Embora esse processo tenha levado quase um ano, é justo ressaltar que, feito o acordo verbal com Gobernación, não voltei a ser incomodado. Pude, inclusive, sem estorvos, manter estreita relação com os presos políticos libertados pela ditadura em função do sequestro do embaixador norte-americano, que o México acolheu. Entre eles, estavam Vladimir Palmeira e José Dirceu, líderes do movimento estudantil de 1968, além de Ricardo Villas e Teca. Foi, para mim, excelente ocasião para discutir os problemas da esquerda brasileira -descobrindo, também, que os meus ensaios sobre o Brasil haviam tido no país uma ampla difusão clandestina, inclusive com uma consolidação mimeografada, publicada pela União Metropolitana de Estudantes do Rio, sob o títuloPerspectivas da situação econômica brasileira, do qual só muitos anos depois me chegou às mãos um exemplar.
Uma pequena anedota revela como eu me tornara conhecido dos jovens militantes de esquerda e, ao mesmo tempo, a visão distante que eles tinham de mim. Ao chegar o grupo ao aeroporto do México, este foi cercado por um forte dispositivo de segurança e não pude trocar mais que algumas palavras com Vladimir, aproveitando para dizer que eu passaria mais tarde no hotel. Quando ele comunicou isso aos seus companheiros, Ricardo Villas, pouco mais que um garoto, caiu dos céus: -"Mas o Ruy Mauro Marini existe, mesmo?"-indagou, incrédulo, ante a inesperada materialização do que não fora, até então, mais do que um rótulo de textos de formação política.
Com as minhas atividades reduzidas, durante 1969, dediquei-me principalmente à direção de teses de graduação no Colégio. Três delas chegaram a ser apresentadas, ainda quando eu me encontrava no México: a de Jorge Robledo, venezuelano, de quem não mais tive notícias, sobre El movimiento estudiantil venezolano, que se inspirava nas minhas preocupaçôes sobre o tema e versava sobre a revolução de 1958 e a luta de classes subseqüente; a de René Herrera Zúñiga, nicaraguense, hoje professor e investigador no Colégio, com título que não recordo, sobre o processo sócio-político da Nicarágua e o fenômeno Somoza; e a de Carlos Johnson, mexicano-norte-americano, atualmente lecionando na UNAM, sobre a coerência interna do movimento dos países não-alinhados, medida através das votaçôes na ONU. Ficaram encaminhadas as de Ricardo Valero Becerra, mexicano, que viria a ter brilhante carreira na diplomacia e na política, sobre Fundamentos y tendencias de la política exterior brasileña, dedicada ao exame das determinaçôes sócio-econômicas da política exterior do Brasil nos anos 50, e a de Gonzalo Abad Júnior, equatoriano, hoje funcionário internacional, sobre a luta de classes no Equador, ambas apresentadas depois da minha saída do México.

■ ■ ■ ■

# O que fazer
**a.** Responda, com base no relato sobre o exílio no México:
(i) Com que título a União Metropolitana de Estudantes do Rio publicou a consolidação mimeografada dos ensaios sobre o Brasil?
(ii) Quem perguntou, incrédulo, "Mas o Ruy Mauro Marini existe, mesmo?"
(iii) Quantas teses de graduação chegaram a ser apresentadas ainda durante a estada no México?
**b.** Dê continuidade ao relato sobre o exílio no México a partir do ponto em que ele termina.

# Material fornecido
■ ■ ■ ■

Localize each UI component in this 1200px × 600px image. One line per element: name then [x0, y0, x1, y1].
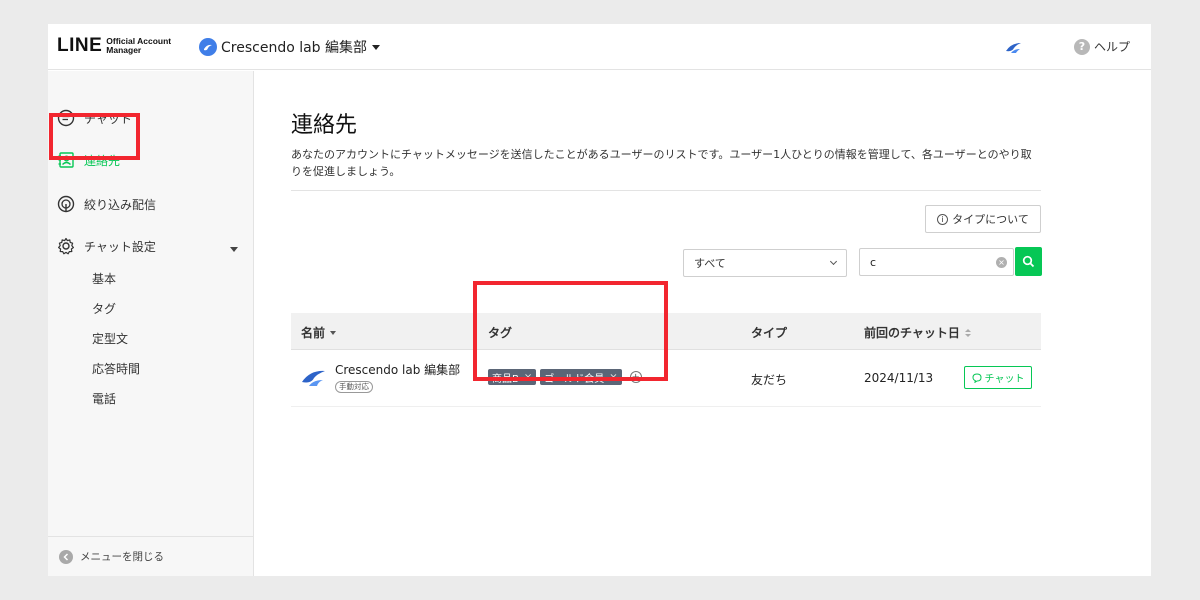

■ ■ ■ ■

# Respostas em ordem
**a.**
(i) Perspectivas da situação econômica brasileira.
(ii) Ricardo Villas.
(iii) Três.

**b.**
Coube-me, também, em 1969, atendendo a convite de Pablo González Casanova, então diretor do Instituto de Pesquisas Econômicas (IIS), da UNAM, participar do livro por ele organizado, Sociología del desarrollo económico (Una guía para su estudio), em convenio com um centro da UNESCO em Paris. Cada seção deveria conter um exame das tendências da disciplina considerada e uma bibliografia comentada. Respondi pela seção de sociologia política. O texto introdutório publicou-se também, isoladamente, na revista colombiana Desarrollo Indoamericano, dirigida por José Consuegra, na qual colaborei durante algum tempo.
Paralelamente, com o apoio entusiasta de Cláudio Colombani, ocupei-me ainda, naquele ano, da preparação de um livro, baseado nos trabalhos que publicara no período e pelo qual Arnaldo Orfila Reynal, fundador e diretor de Siglo XXI, manifestara interesse. Abrindo com o ensaio de 1967 sobre a América Latina, reuni ali meus estudos sobre o Brasil (reformulando, para incluir minhas considerações sobre a indústria bélica, o que se referia à política exterior) e acrescentei um ensaio sobre a problemática da esquerda, que muito deve às discussôes que tive com os presos políticos libertados, em particular Vladimir Palmeira. Problemas da editora atrasaram o seu lançamento, de maneira que, quando isto ocorreu, ao término do primeiro trimestre do ano seguinte, eu já havia deixado o México.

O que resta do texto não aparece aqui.